> _任务目标_
请重写引文中以含有“清醒的新男人和依然混沌的旧女人”的语句开头、以“经在那里等着,黄建新就不能再奔那儿去了。”结尾的部分，并将其中的“闺女”替换为“女儿”。

清醒的新男人和依然混沌的旧女人



  看《谁说我不在乎》是受了朋友的推荐,按朋友的说法,它和杨德昌的《一一》有相通之处,而《一一》为杨德昌挣得一项戛纳电影节的最佳导演奖,自然了得。和了得的影片相通的影片当然也应该了得,所以去看的时候就有些兴冲冲的。

  结果当然是《谁说我不在乎》和《一一》没有什么相似之处,《一一》里连七八岁的孩子都说“我觉得我也老了”,可《谁说我不在乎》里13岁的少女还在哭着喊着不让她爸她妈离婚,在对人生了悟的境界上,有十万八千多里的距离。我不知道黄建新对现在这拨儿十来岁的孩子了解多少,如果冯巩和吕丽萍的闺女不哭不闹,只是默默地甚至冷冷地等着他们离婚,他们离不离呢?而如果他们离了,冯巩的那位风情万种的助手也不离开,还继续跟她的老师眉来眼去,冯巩又未必扛得住,那黄建新的深刻和无奈岂不顿时落空?其实如果让故事沿着这样的走向再向前走一段,然后让冯巩和小助手之间再产生点无奈,最后让吕丽萍幽怨地看着冯巩疲惫而漠然地归来,则应该比现在更深刻一点也更接近事情的真相一点。不过这么一来它就成了《一声叹息》了,人家已经在那里等着,黄建新就不能再奔那儿去了。

> _材料_
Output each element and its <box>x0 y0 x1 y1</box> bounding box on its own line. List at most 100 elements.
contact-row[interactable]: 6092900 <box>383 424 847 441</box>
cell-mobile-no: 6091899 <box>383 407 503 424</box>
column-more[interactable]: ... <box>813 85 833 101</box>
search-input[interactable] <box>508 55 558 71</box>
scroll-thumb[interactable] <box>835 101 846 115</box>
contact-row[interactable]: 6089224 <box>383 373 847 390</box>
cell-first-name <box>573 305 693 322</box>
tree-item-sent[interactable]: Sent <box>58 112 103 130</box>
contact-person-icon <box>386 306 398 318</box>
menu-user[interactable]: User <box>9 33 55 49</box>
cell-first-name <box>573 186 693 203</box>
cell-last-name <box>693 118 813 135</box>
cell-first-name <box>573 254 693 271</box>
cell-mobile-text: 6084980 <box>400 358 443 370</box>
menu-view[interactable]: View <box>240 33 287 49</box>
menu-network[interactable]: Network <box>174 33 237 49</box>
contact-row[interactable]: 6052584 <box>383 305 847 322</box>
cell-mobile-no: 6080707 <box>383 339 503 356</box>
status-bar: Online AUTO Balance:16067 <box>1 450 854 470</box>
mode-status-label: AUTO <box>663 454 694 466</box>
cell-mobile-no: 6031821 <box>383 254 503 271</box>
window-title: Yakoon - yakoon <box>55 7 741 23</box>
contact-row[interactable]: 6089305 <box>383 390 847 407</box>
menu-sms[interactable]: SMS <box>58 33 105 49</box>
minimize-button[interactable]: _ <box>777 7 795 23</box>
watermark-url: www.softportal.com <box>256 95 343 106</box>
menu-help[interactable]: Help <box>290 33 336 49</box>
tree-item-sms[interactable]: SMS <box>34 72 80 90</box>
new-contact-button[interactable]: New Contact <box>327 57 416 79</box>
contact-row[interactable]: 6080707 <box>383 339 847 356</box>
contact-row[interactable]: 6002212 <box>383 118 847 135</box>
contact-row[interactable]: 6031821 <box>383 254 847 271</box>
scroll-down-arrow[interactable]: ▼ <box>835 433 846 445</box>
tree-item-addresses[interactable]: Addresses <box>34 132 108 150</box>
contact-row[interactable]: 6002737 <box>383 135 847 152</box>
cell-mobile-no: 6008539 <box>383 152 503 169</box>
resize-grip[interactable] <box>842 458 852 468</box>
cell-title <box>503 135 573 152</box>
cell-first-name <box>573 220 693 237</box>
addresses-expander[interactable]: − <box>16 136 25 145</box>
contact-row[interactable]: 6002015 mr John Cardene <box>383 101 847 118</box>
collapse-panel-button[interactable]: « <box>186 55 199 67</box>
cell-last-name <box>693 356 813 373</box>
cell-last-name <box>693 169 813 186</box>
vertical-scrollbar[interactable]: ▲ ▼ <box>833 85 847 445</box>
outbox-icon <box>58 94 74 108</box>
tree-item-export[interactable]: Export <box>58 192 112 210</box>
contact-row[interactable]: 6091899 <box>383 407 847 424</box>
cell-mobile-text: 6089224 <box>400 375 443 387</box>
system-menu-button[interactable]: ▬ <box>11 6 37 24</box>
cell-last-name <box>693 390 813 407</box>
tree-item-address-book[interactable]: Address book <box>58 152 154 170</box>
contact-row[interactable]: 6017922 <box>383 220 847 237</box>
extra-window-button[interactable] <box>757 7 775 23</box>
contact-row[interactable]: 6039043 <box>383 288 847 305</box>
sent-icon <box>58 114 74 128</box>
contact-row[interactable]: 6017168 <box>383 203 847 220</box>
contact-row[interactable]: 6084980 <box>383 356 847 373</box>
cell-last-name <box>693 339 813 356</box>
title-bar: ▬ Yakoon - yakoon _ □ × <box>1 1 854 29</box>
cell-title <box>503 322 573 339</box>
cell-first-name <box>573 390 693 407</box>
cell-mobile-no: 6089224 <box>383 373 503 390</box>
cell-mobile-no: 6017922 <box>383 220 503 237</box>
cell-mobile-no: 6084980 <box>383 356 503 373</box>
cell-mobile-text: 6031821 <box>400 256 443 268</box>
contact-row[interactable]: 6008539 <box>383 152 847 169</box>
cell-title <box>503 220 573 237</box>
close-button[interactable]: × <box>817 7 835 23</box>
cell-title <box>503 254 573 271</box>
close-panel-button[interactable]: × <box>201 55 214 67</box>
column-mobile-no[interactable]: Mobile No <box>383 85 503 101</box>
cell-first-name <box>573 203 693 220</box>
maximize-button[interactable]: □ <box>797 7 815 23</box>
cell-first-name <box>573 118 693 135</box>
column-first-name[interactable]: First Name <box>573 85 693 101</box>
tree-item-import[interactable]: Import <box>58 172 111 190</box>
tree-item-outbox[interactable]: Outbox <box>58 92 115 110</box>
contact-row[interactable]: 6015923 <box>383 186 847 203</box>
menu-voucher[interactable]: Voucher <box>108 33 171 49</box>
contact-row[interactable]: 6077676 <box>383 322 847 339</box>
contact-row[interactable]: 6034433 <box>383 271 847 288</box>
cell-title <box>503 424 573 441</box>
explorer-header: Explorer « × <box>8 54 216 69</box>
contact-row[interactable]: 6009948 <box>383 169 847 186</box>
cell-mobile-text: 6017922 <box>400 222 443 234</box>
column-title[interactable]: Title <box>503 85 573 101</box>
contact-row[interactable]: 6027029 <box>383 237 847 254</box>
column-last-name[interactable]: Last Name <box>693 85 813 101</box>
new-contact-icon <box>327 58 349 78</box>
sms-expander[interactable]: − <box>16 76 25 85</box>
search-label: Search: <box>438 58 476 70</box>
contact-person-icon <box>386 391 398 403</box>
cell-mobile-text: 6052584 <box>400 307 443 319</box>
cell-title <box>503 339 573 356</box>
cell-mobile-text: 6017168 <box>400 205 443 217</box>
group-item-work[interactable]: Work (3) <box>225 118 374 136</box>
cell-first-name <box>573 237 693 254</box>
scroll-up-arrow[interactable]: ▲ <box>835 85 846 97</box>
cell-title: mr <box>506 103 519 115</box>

> _书面回答_
清醒的新男人和依然混沌的旧女人



  看《谁说我不在乎》是受了朋友的推荐,按朋友的说法,它和杨德昌的《一一》有相通之处,而《一一》为杨德昌挣得一项戛纳电影节的最佳导演奖,自然了得。和了得的影片相通的影片当然也应该了得,所以去看的时候就有些兴冲冲的。

  结果当然是《谁说我不在乎》和《一一》没有什么相似之处,《一一》里连七八岁的孩子都说“我觉得我也老了”,可《谁说我不在乎》里13岁的少女还在哭着喊着不让她爸她妈离婚,在对人生了悟的境界上,有十万八千多里的距离。我不知道黄建新对现在这拨儿十来岁的孩子了解多少,如果冯巩和吕丽萍的女儿不哭不闹,只是默默地甚至冷冷地等着他们离婚,他们离不离呢?而如果他们离了,冯巩的那位风情万种的助手也不离开,还继续跟她的老师眉来眼去,冯巩又未必扛得住,那黄建新的深刻和无奈岂不顿时落空?其实如果让故事沿着这样的走向再向前走一段,然后让冯巩和小助手之间再产生点无奈,最后让吕丽萍幽怨地看着冯巩疲惫而漠然地归来,则应该比现在更深刻一点也更接近事情的真相一点。不过这么一来它就成了《一声叹息》了,人家已经在那里等着,黄建新就不能再奔那儿去了。